Figure contents as structured data:
+---+
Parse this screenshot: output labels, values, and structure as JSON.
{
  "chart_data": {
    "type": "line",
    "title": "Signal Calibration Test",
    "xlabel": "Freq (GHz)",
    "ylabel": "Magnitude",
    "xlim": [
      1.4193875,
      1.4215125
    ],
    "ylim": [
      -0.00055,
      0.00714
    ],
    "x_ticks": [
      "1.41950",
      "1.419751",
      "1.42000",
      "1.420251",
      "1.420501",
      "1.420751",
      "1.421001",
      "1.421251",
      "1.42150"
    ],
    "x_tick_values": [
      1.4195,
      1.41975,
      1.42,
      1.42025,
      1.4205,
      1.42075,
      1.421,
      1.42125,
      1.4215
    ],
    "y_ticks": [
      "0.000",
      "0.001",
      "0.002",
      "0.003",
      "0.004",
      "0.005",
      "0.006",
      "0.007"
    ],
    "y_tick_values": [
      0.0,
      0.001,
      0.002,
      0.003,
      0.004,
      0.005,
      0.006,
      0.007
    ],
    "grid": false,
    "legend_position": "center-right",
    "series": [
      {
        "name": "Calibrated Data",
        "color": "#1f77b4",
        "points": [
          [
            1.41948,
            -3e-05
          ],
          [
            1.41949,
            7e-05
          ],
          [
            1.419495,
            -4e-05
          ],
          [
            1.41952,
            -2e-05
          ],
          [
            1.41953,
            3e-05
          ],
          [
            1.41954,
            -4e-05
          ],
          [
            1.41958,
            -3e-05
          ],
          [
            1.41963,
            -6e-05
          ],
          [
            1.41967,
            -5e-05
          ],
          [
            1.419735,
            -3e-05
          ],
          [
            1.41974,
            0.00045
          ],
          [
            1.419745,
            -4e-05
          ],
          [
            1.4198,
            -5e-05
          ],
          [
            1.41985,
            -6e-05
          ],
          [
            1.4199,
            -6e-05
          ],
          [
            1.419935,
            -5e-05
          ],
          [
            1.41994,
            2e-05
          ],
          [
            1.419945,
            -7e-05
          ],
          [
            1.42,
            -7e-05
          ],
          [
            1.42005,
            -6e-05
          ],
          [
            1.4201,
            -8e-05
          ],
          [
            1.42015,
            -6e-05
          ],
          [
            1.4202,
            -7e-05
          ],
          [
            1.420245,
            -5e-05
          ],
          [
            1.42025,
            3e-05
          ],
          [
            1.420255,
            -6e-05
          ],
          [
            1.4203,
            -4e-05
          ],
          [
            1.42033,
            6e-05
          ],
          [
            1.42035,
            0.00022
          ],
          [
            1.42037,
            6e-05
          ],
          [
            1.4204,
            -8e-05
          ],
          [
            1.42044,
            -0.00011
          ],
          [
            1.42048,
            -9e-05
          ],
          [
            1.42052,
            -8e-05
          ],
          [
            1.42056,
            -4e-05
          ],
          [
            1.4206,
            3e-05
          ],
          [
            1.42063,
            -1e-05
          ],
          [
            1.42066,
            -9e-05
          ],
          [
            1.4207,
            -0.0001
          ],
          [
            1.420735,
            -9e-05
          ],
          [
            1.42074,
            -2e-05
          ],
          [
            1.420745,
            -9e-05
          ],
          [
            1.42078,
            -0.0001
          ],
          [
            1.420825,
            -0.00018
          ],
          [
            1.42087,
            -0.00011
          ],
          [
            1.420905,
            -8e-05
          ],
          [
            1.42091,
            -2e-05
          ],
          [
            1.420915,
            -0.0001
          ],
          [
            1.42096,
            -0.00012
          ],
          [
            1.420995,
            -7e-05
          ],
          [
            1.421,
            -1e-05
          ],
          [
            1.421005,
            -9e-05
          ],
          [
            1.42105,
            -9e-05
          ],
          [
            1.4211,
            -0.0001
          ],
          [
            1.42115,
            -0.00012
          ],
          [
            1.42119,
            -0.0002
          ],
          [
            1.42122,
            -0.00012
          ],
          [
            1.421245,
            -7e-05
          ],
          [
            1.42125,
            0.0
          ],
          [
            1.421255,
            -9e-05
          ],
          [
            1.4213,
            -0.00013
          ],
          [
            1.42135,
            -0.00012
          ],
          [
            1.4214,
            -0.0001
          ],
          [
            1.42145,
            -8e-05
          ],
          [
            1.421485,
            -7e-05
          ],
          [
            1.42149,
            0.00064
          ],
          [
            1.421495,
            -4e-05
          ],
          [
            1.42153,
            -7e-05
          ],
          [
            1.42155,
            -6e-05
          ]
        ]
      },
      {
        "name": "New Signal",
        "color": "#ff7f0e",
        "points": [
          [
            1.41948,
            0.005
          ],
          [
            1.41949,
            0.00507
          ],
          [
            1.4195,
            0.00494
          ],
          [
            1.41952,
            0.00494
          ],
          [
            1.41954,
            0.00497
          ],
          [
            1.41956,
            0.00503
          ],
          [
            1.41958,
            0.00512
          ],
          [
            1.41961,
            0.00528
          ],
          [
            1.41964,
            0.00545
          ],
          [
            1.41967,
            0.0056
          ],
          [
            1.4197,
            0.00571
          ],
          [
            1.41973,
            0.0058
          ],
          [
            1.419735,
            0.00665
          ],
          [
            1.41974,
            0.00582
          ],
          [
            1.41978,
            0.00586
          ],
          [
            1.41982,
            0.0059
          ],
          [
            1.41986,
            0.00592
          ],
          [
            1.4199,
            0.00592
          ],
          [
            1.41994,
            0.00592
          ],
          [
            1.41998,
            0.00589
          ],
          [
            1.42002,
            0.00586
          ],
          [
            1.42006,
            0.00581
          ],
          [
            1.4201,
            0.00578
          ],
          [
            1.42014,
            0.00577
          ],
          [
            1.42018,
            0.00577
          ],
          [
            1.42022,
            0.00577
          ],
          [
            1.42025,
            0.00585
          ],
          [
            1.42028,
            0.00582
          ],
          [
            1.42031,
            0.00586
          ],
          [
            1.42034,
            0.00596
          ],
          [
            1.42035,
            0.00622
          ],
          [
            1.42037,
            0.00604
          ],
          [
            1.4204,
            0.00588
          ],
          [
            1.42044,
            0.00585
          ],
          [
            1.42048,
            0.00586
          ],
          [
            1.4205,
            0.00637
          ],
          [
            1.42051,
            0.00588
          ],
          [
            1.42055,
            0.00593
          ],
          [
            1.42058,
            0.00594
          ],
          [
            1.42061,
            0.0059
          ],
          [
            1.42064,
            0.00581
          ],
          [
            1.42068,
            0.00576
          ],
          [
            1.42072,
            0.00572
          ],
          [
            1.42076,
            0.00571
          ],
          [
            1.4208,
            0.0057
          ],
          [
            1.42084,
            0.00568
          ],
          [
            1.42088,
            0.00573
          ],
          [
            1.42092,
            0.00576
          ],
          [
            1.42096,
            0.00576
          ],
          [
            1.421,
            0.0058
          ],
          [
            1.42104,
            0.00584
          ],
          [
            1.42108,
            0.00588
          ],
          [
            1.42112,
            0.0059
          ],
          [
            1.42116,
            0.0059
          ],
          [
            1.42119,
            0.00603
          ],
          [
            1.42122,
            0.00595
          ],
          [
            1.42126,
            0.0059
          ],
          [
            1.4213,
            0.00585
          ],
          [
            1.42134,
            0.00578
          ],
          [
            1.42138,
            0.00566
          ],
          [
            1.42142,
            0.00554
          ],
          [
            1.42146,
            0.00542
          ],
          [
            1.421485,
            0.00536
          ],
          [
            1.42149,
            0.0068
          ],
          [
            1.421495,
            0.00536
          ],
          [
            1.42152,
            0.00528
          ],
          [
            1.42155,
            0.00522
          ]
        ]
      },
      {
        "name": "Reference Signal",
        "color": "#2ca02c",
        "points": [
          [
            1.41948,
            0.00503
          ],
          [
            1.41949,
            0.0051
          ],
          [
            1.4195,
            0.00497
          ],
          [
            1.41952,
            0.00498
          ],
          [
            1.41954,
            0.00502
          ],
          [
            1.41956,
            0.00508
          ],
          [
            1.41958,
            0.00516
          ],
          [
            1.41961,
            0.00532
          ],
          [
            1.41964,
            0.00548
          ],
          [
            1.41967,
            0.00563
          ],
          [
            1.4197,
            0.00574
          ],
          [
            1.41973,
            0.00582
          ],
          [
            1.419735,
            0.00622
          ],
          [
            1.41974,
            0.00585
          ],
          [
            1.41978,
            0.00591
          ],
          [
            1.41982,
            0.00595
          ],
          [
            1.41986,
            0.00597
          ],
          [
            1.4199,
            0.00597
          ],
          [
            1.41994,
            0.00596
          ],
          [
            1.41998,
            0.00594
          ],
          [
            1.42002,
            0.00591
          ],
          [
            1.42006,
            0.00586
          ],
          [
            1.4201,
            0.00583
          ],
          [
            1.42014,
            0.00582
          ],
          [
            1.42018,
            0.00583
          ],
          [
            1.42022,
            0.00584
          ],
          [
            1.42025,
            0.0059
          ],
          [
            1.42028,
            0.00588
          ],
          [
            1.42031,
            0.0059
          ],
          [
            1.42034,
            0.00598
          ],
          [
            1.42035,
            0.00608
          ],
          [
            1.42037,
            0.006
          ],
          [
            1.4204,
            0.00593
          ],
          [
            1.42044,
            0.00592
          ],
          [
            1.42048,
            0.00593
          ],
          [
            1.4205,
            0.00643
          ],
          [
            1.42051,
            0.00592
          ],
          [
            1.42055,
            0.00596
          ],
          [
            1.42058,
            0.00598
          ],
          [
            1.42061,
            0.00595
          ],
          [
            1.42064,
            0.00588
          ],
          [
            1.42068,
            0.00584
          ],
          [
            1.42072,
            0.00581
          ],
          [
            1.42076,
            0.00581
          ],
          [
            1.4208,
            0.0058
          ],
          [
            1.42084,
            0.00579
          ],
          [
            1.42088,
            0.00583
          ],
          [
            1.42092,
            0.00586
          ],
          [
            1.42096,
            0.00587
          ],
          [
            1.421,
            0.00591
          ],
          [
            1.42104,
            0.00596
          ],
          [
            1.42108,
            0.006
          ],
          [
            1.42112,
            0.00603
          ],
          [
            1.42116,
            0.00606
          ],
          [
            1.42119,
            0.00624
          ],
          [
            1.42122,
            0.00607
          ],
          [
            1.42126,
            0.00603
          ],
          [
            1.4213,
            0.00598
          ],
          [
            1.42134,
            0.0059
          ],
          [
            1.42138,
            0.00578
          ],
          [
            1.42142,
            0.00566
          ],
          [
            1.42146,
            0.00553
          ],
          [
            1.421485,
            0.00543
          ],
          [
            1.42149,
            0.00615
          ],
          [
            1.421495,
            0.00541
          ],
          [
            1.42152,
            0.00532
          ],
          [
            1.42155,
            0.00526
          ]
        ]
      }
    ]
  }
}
+---+
Task directions: Copy every line that contains the string "Signal".

Solution to the exercise:
    "title": "Signal Calibration Test",
        "name": "New Signal",
        "name": "Reference Signal",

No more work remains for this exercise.